→ **Exercise instructions**
Carry none of the pictures over; set down the material below exactly.
──────── Data provided
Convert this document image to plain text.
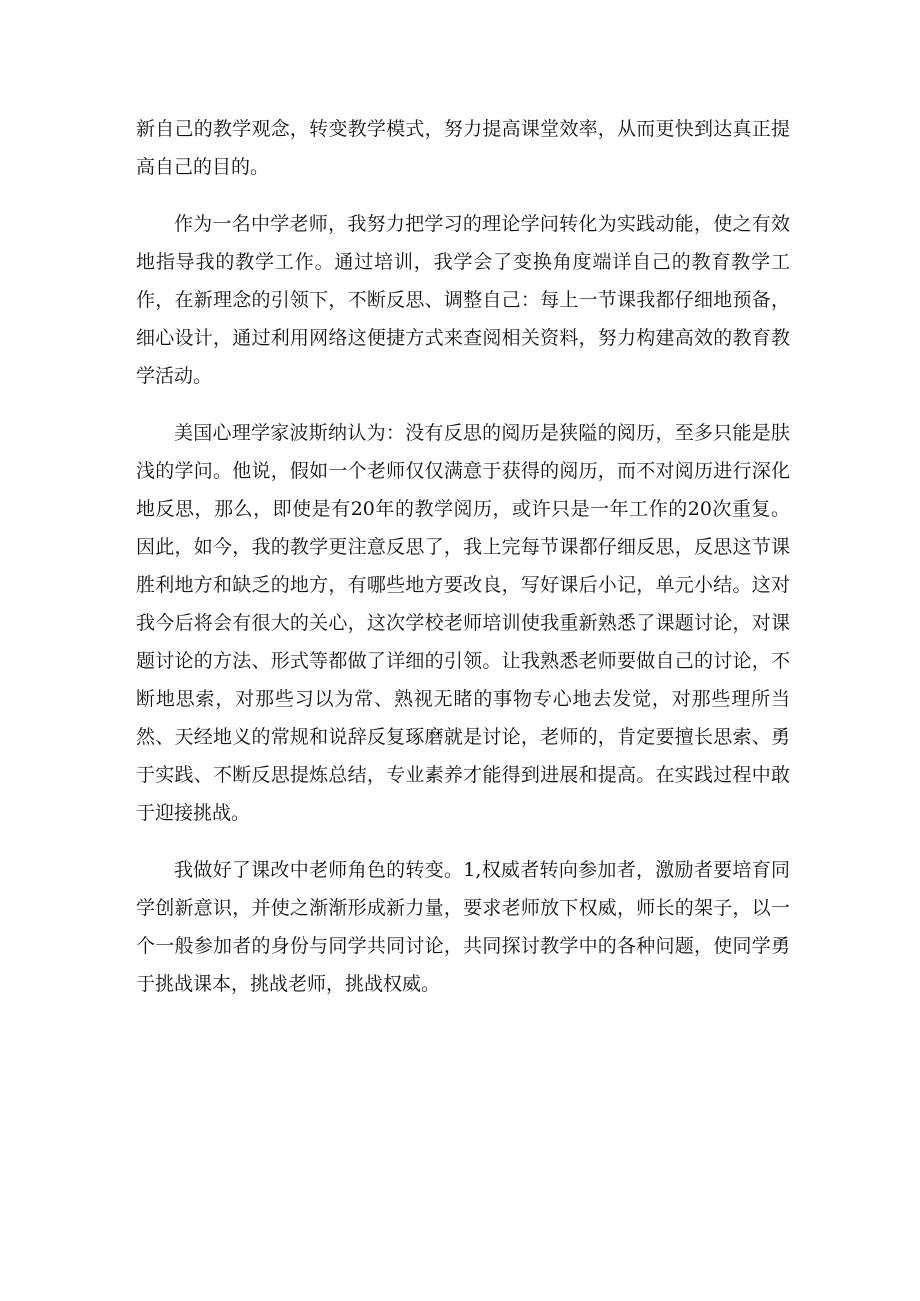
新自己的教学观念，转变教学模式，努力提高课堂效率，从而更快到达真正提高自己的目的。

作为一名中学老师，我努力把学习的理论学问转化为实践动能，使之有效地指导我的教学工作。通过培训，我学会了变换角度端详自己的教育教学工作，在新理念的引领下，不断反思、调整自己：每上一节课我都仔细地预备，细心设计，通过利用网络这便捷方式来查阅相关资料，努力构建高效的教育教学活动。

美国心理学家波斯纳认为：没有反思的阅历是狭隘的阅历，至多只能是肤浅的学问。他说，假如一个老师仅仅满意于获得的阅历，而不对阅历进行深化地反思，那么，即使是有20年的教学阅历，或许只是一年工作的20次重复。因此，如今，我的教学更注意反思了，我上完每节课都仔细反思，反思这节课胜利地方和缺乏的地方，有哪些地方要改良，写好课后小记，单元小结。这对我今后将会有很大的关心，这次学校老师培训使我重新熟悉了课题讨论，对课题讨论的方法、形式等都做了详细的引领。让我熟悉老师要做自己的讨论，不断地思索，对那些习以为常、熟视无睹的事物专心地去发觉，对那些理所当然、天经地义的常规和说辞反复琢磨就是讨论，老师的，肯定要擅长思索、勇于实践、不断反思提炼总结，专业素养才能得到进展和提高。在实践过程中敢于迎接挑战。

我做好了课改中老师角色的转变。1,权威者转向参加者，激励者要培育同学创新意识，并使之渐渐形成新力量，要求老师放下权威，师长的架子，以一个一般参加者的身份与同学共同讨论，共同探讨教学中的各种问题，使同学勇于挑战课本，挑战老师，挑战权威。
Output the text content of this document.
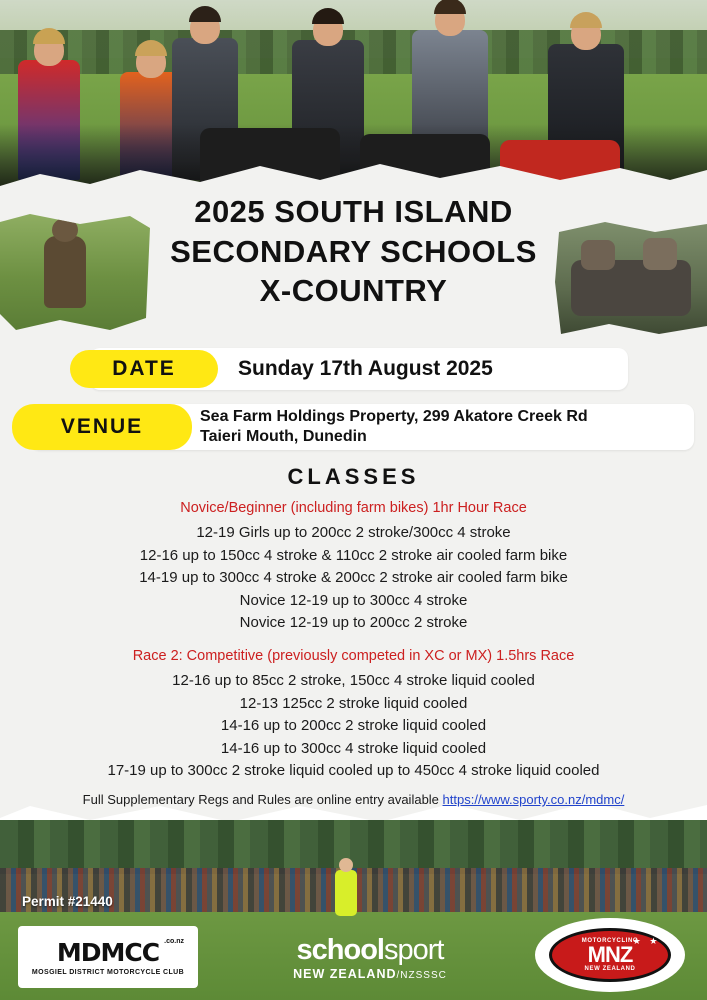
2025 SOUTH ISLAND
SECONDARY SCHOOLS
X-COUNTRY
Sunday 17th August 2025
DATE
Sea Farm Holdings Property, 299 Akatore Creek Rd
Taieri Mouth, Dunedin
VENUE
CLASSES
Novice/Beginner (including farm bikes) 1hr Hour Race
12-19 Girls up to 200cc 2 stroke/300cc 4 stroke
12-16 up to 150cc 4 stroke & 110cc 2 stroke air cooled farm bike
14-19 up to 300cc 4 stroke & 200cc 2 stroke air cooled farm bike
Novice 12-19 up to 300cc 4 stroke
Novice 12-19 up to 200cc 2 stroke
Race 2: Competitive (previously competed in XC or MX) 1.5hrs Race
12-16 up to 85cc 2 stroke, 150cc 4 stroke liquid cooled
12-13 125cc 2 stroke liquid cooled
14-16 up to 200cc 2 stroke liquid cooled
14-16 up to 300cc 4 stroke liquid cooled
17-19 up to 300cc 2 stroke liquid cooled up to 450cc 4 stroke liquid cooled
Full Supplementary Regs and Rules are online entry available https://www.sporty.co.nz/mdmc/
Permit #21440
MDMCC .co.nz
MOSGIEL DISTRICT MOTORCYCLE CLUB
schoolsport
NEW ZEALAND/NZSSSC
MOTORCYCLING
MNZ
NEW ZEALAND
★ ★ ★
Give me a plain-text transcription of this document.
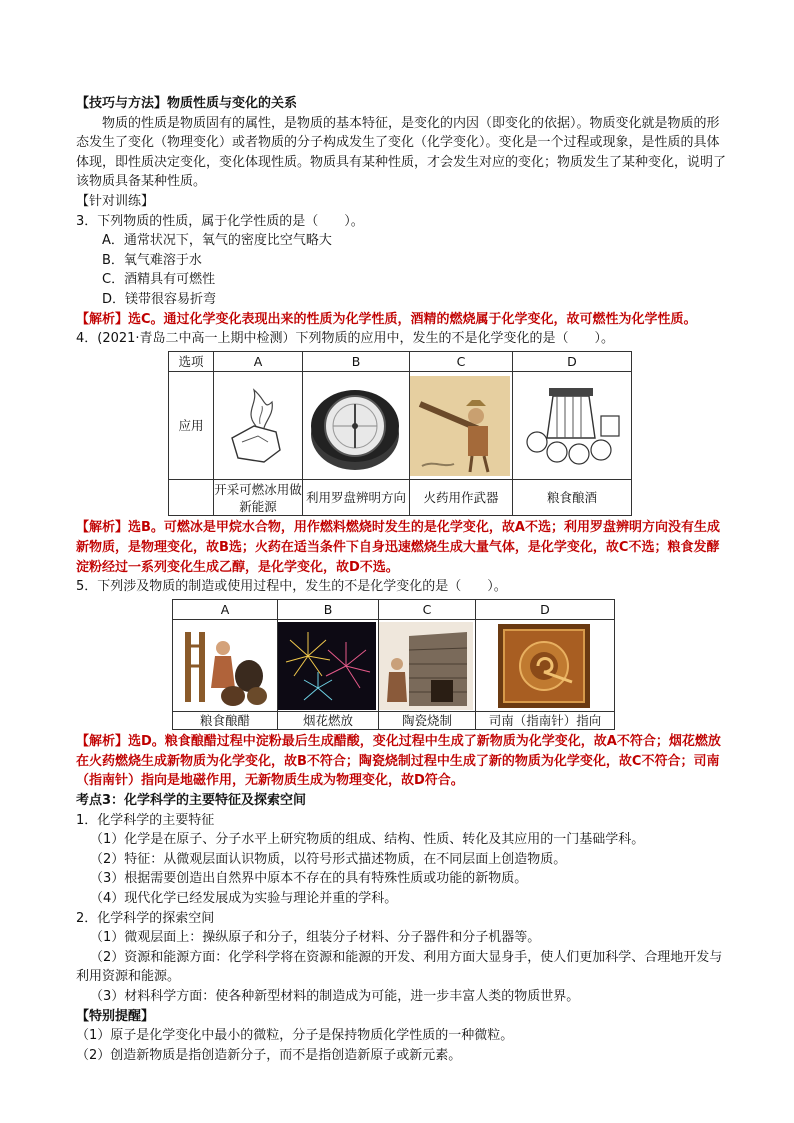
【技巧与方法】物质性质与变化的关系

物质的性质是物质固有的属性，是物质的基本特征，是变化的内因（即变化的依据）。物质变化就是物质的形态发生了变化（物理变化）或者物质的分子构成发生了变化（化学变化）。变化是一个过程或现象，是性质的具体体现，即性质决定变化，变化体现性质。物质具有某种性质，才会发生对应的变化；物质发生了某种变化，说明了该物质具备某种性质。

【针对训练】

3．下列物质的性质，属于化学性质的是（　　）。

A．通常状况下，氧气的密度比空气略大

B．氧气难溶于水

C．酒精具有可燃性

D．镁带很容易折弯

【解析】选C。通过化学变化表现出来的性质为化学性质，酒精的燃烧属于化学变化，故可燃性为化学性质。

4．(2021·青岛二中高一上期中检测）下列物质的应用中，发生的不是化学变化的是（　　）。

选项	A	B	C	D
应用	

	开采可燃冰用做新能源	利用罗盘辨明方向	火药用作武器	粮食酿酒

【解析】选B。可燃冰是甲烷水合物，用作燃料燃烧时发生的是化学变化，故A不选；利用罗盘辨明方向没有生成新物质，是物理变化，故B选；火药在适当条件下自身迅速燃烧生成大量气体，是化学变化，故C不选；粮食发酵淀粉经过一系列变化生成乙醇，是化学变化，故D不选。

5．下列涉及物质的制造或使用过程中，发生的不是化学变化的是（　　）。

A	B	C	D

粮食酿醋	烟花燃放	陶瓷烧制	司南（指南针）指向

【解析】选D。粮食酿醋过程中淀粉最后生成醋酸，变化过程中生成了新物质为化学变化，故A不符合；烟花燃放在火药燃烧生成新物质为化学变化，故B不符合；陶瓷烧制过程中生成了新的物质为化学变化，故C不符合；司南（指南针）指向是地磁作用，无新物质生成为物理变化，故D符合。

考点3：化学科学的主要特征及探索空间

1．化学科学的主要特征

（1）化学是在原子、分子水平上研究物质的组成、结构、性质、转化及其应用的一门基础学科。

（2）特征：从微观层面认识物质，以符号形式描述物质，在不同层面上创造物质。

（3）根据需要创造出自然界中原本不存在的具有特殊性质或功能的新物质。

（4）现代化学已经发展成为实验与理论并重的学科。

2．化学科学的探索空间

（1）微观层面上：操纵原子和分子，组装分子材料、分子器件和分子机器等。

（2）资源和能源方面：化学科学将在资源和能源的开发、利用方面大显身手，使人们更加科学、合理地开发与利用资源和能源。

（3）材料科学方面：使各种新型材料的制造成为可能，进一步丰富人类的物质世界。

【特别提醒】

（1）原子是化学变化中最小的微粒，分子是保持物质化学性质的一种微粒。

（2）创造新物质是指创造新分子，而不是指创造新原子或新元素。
────────────────
→ **Result**
Convert this document image to plain text.
新自己的教学观念，转变教学模式，努力提高课堂效率，从而更快到达真正提高自己的目的。

作为一名中学老师，我努力把学习的理论学问转化为实践动能，使之有效地指导我的教学工作。通过培训，我学会了变换角度端详自己的教育教学工作，在新理念的引领下，不断反思、调整自己：每上一节课我都仔细地预备，细心设计，通过利用网络这便捷方式来查阅相关资料，努力构建高效的教育教学活动。

美国心理学家波斯纳认为：没有反思的阅历是狭隘的阅历，至多只能是肤浅的学问。他说，假如一个老师仅仅满意于获得的阅历，而不对阅历进行深化地反思，那么，即使是有20年的教学阅历，或许只是一年工作的20次重复。因此，如今，我的教学更注意反思了，我上完每节课都仔细反思，反思这节课胜利地方和缺乏的地方，有哪些地方要改良，写好课后小记，单元小结。这对我今后将会有很大的关心，这次学校老师培训使我重新熟悉了课题讨论，对课题讨论的方法、形式等都做了详细的引领。让我熟悉老师要做自己的讨论，不断地思索，对那些习以为常、熟视无睹的事物专心地去发觉，对那些理所当然、天经地义的常规和说辞反复琢磨就是讨论，老师的，肯定要擅长思索、勇于实践、不断反思提炼总结，专业素养才能得到进展和提高。在实践过程中敢于迎接挑战。

我做好了课改中老师角色的转变。1,权威者转向参加者，激励者要培育同学创新意识，并使之渐渐形成新力量，要求老师放下权威，师长的架子，以一个一般参加者的身份与同学共同讨论，共同探讨教学中的各种问题，使同学勇于挑战课本，挑战老师，挑战权威。
Output the text content of this document.
2025 SOUTH ISLAND
SECONDARY SCHOOLS
X-COUNTRY
Sunday 17th August 2025
DATE
Sea Farm Holdings Property, 299 Akatore Creek Rd
Taieri Mouth, Dunedin
VENUE
CLASSES
Novice/Beginner (including farm bikes) 1hr Hour Race
12-19 Girls up to 200cc 2 stroke/300cc 4 stroke
12-16 up to 150cc 4 stroke & 110cc 2 stroke air cooled farm bike
14-19 up to 300cc 4 stroke & 200cc 2 stroke air cooled farm bike
Novice 12-19 up to 300cc 4 stroke
Novice 12-19 up to 200cc 2 stroke
Race 2: Competitive (previously competed in XC or MX) 1.5hrs Race
12-16 up to 85cc 2 stroke, 150cc 4 stroke liquid cooled
12-13 125cc 2 stroke liquid cooled
14-16 up to 200cc 2 stroke liquid cooled
14-16 up to 300cc 4 stroke liquid cooled
17-19 up to 300cc 2 stroke liquid cooled up to 450cc 4 stroke liquid cooled
Full Supplementary Regs and Rules are online entry available https://www.sporty.co.nz/mdmc/
Permit #21440
MDMCC .co.nz
MOSGIEL DISTRICT MOTORCYCLE CLUB
schoolsport
NEW ZEALAND/NZSSSC
MOTORCYCLING
MNZ
NEW ZEALAND
★ ★ ★
Give me a plain-text transcription of this document.
【技巧与方法】物质性质与变化的关系

物质的性质是物质固有的属性，是物质的基本特征，是变化的内因（即变化的依据）。物质变化就是物质的形态发生了变化（物理变化）或者物质的分子构成发生了变化（化学变化）。变化是一个过程或现象，是性质的具体体现，即性质决定变化，变化体现性质。物质具有某种性质，才会发生对应的变化；物质发生了某种变化，说明了该物质具备某种性质。

【针对训练】

3．下列物质的性质，属于化学性质的是（　　）。

A．通常状况下，氧气的密度比空气略大

B．氧气难溶于水

C．酒精具有可燃性

D．镁带很容易折弯

【解析】选C。通过化学变化表现出来的性质为化学性质，酒精的燃烧属于化学变化，故可燃性为化学性质。

4．(2021·青岛二中高一上期中检测）下列物质的应用中，发生的不是化学变化的是（　　）。

选项	A	B	C	D
应用	

	开采可燃冰用做新能源	利用罗盘辨明方向	火药用作武器	粮食酿酒

【解析】选B。可燃冰是甲烷水合物，用作燃料燃烧时发生的是化学变化，故A不选；利用罗盘辨明方向没有生成新物质，是物理变化，故B选；火药在适当条件下自身迅速燃烧生成大量气体，是化学变化，故C不选；粮食发酵淀粉经过一系列变化生成乙醇，是化学变化，故D不选。

5．下列涉及物质的制造或使用过程中，发生的不是化学变化的是（　　）。

A	B	C	D

粮食酿醋	烟花燃放	陶瓷烧制	司南（指南针）指向

【解析】选D。粮食酿醋过程中淀粉最后生成醋酸，变化过程中生成了新物质为化学变化，故A不符合；烟花燃放在火药燃烧生成新物质为化学变化，故B不符合；陶瓷烧制过程中生成了新的物质为化学变化，故C不符合；司南（指南针）指向是地磁作用，无新物质生成为物理变化，故D符合。

考点3：化学科学的主要特征及探索空间

1．化学科学的主要特征

（1）化学是在原子、分子水平上研究物质的组成、结构、性质、转化及其应用的一门基础学科。

（2）特征：从微观层面认识物质，以符号形式描述物质，在不同层面上创造物质。

（3）根据需要创造出自然界中原本不存在的具有特殊性质或功能的新物质。

（4）现代化学已经发展成为实验与理论并重的学科。

2．化学科学的探索空间

（1）微观层面上：操纵原子和分子，组装分子材料、分子器件和分子机器等。

（2）资源和能源方面：化学科学将在资源和能源的开发、利用方面大显身手，使人们更加科学、合理地开发与利用资源和能源。

（3）材料科学方面：使各种新型材料的制造成为可能，进一步丰富人类的物质世界。

【特别提醒】

（1）原子是化学变化中最小的微粒，分子是保持物质化学性质的一种微粒。

（2）创造新物质是指创造新分子，而不是指创造新原子或新元素。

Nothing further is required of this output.